WRITTEN TASK:
Identify the lines that contain the string "Current", then copy each of them.

EXTRACTED DATA:
** BEGIN **
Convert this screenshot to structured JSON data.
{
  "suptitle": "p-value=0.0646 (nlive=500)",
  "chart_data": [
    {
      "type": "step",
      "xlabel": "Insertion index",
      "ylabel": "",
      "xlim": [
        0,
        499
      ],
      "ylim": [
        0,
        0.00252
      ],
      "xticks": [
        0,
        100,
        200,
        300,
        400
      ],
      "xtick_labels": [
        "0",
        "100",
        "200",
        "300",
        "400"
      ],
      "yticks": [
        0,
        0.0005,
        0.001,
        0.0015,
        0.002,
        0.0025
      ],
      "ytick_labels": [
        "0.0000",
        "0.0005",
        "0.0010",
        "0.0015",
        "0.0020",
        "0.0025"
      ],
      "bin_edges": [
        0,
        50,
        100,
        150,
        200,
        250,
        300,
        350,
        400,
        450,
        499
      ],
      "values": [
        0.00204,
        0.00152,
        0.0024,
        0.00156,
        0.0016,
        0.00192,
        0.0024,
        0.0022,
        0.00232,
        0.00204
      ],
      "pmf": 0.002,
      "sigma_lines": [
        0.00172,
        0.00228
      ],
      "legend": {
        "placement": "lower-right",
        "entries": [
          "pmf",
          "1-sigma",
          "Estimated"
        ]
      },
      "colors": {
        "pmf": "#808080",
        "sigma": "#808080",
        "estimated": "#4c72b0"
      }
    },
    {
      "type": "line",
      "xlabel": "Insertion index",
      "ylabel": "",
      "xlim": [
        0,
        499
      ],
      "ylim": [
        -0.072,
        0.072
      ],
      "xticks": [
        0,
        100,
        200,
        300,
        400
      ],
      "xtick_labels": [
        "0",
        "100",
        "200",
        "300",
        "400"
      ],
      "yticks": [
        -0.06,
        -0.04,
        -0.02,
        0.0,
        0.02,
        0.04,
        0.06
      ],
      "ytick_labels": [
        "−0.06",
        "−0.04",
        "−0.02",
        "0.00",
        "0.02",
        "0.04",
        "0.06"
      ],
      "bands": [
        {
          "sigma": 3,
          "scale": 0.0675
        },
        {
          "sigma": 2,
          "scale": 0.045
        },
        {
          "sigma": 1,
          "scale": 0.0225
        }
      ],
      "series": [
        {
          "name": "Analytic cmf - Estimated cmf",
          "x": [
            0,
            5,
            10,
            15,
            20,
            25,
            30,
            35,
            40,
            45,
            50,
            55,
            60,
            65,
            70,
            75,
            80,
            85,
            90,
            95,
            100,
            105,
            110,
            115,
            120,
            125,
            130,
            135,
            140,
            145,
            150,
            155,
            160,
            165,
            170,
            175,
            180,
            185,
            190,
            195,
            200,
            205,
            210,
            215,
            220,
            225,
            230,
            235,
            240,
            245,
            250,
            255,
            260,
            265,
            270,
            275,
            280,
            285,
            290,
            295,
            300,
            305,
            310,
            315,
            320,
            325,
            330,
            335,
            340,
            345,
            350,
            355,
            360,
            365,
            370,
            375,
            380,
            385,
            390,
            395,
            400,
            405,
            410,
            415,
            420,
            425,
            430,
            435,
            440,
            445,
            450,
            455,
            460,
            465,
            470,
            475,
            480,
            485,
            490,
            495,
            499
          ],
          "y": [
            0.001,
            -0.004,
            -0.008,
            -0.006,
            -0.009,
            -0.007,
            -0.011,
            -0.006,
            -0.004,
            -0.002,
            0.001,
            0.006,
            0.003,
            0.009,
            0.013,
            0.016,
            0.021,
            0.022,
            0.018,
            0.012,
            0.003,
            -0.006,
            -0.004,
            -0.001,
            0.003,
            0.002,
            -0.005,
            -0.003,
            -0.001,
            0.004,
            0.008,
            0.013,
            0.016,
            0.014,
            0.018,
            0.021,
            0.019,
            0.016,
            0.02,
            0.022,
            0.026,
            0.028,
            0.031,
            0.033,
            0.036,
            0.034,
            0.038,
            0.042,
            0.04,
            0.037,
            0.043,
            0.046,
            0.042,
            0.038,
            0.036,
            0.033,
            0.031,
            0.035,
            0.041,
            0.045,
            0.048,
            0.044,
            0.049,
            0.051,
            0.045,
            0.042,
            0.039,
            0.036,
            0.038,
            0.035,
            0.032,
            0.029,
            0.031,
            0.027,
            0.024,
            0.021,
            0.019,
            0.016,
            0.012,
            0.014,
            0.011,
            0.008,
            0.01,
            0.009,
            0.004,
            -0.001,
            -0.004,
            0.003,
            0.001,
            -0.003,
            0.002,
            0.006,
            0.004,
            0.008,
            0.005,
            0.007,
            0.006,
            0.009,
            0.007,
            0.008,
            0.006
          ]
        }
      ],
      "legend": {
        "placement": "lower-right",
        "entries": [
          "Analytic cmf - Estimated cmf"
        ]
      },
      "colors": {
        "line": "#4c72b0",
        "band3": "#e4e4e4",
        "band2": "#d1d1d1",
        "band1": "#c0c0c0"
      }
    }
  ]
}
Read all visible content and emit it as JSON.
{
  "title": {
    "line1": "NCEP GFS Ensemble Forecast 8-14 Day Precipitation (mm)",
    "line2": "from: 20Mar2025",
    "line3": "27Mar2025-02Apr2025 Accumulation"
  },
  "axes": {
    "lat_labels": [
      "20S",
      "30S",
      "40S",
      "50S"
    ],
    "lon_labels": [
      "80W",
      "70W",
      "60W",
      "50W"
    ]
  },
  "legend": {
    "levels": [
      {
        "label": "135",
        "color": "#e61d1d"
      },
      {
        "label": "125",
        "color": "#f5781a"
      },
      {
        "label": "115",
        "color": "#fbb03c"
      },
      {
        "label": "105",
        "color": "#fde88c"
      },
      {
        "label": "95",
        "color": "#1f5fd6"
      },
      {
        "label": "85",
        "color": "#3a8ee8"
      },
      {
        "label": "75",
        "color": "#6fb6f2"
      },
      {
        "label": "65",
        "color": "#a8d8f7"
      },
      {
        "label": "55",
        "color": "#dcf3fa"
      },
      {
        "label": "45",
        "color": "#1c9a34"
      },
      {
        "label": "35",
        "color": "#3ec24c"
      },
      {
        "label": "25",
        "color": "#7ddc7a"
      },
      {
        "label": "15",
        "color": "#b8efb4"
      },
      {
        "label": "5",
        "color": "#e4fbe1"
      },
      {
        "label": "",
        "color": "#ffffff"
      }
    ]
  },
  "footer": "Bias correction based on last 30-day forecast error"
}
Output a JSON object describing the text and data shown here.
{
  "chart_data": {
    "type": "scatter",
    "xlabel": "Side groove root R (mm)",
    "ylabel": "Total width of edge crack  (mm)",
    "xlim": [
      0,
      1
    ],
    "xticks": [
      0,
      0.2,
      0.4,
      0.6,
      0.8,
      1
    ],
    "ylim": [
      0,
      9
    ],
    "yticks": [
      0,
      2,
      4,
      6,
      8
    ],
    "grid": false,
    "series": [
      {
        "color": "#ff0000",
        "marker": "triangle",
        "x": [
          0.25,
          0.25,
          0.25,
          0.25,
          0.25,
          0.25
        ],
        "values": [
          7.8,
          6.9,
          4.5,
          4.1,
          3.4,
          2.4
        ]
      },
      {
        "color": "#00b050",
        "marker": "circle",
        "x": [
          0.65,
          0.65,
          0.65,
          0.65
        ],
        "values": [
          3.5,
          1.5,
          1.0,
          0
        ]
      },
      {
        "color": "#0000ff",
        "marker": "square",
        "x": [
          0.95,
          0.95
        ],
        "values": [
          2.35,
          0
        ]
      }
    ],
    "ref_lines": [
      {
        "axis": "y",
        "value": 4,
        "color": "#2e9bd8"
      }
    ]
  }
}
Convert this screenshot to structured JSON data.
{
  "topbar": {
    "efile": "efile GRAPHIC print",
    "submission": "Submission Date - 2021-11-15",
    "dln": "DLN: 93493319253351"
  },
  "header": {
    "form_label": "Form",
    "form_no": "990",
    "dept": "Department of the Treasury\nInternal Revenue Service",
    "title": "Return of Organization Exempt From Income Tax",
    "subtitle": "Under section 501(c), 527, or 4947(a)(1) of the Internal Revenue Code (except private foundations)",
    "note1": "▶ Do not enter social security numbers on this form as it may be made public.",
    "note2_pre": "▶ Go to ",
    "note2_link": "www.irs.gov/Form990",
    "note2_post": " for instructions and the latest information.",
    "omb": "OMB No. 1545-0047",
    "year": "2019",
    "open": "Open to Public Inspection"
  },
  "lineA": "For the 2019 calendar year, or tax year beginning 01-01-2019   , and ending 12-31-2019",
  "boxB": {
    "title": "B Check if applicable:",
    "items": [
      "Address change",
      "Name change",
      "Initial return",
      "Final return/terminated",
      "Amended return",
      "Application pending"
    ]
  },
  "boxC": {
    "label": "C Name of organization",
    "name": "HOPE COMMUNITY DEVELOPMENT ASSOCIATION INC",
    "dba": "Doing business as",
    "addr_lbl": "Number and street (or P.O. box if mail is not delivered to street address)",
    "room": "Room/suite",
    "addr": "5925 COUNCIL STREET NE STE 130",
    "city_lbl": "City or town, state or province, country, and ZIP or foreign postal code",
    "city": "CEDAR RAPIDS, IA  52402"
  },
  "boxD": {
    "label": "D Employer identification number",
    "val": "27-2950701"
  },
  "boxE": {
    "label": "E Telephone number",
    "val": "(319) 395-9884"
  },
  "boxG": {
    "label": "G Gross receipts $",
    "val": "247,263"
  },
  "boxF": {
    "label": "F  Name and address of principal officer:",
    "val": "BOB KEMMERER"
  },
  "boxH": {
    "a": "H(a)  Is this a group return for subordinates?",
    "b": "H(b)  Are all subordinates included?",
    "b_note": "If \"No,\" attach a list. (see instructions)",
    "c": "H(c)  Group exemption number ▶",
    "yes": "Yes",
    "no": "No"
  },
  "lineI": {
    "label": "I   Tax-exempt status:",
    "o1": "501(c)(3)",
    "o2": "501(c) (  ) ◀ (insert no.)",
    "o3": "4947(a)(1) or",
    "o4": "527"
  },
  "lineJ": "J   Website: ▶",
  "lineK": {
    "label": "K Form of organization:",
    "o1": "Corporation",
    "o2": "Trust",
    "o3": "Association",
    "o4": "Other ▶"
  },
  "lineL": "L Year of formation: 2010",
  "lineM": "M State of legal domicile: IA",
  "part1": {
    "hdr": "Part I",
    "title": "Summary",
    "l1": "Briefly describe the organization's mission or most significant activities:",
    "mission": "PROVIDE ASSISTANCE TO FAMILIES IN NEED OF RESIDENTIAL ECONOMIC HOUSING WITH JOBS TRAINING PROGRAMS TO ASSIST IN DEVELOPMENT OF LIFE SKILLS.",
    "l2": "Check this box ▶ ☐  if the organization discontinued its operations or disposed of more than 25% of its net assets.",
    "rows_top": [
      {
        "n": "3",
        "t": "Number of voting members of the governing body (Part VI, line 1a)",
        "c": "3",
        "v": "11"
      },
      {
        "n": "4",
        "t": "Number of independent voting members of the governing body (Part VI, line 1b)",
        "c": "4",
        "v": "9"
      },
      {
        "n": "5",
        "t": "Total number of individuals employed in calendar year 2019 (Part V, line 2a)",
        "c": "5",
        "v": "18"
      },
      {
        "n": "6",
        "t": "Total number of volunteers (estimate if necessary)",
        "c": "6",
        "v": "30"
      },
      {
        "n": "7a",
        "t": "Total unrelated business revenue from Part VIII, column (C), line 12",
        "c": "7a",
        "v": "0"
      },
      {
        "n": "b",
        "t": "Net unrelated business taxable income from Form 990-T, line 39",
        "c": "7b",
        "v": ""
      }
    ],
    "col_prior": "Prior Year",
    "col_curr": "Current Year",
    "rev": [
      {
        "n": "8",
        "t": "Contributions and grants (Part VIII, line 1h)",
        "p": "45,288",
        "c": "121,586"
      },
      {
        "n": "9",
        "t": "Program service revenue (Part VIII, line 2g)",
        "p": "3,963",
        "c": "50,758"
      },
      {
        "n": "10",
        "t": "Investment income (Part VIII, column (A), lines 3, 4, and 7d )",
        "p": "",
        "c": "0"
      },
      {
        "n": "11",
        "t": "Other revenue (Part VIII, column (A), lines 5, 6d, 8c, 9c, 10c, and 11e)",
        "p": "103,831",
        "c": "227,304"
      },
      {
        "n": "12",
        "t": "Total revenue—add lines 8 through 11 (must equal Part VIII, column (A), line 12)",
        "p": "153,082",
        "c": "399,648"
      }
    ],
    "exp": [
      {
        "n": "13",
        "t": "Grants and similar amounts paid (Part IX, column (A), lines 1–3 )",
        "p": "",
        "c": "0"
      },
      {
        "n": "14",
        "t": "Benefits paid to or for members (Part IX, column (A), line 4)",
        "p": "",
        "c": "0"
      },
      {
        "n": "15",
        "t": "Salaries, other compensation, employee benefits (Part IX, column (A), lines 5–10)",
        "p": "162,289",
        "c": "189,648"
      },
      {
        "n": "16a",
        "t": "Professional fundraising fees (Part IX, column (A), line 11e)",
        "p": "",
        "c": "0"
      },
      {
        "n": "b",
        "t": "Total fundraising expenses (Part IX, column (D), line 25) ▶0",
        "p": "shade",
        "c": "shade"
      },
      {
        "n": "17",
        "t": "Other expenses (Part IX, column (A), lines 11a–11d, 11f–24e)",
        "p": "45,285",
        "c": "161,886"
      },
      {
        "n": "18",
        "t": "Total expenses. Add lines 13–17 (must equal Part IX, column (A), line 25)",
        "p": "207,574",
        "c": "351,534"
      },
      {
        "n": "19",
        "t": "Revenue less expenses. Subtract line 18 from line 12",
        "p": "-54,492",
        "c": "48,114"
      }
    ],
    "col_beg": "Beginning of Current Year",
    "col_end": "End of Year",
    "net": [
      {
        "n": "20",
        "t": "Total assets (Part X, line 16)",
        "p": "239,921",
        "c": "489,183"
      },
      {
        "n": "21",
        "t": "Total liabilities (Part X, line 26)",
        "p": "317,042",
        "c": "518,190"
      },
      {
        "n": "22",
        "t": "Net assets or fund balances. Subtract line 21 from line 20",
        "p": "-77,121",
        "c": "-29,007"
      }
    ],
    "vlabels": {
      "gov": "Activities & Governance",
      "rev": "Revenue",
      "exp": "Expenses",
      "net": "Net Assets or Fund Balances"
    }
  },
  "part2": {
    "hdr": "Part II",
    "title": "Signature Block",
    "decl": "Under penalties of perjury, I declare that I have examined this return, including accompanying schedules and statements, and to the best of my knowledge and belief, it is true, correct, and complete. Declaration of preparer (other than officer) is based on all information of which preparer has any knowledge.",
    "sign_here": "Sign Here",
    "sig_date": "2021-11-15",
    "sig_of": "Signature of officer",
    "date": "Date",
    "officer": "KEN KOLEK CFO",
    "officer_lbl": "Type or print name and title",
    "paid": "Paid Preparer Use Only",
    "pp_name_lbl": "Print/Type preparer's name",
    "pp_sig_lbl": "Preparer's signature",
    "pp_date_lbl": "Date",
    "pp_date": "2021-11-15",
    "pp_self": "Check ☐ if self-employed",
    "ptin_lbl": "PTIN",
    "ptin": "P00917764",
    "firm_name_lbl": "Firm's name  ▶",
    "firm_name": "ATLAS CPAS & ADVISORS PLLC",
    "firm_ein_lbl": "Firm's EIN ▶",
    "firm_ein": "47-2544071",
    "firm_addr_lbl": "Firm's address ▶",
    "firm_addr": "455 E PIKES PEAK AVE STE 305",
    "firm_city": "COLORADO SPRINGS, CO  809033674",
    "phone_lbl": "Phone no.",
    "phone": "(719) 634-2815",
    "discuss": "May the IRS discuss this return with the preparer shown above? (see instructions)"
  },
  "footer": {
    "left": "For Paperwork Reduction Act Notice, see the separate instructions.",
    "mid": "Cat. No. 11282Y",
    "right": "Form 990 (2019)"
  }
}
** END **
OUTPUT OF THE TASK:
    "col_curr": "Current Year",
    "col_beg": "Beginning of Current Year",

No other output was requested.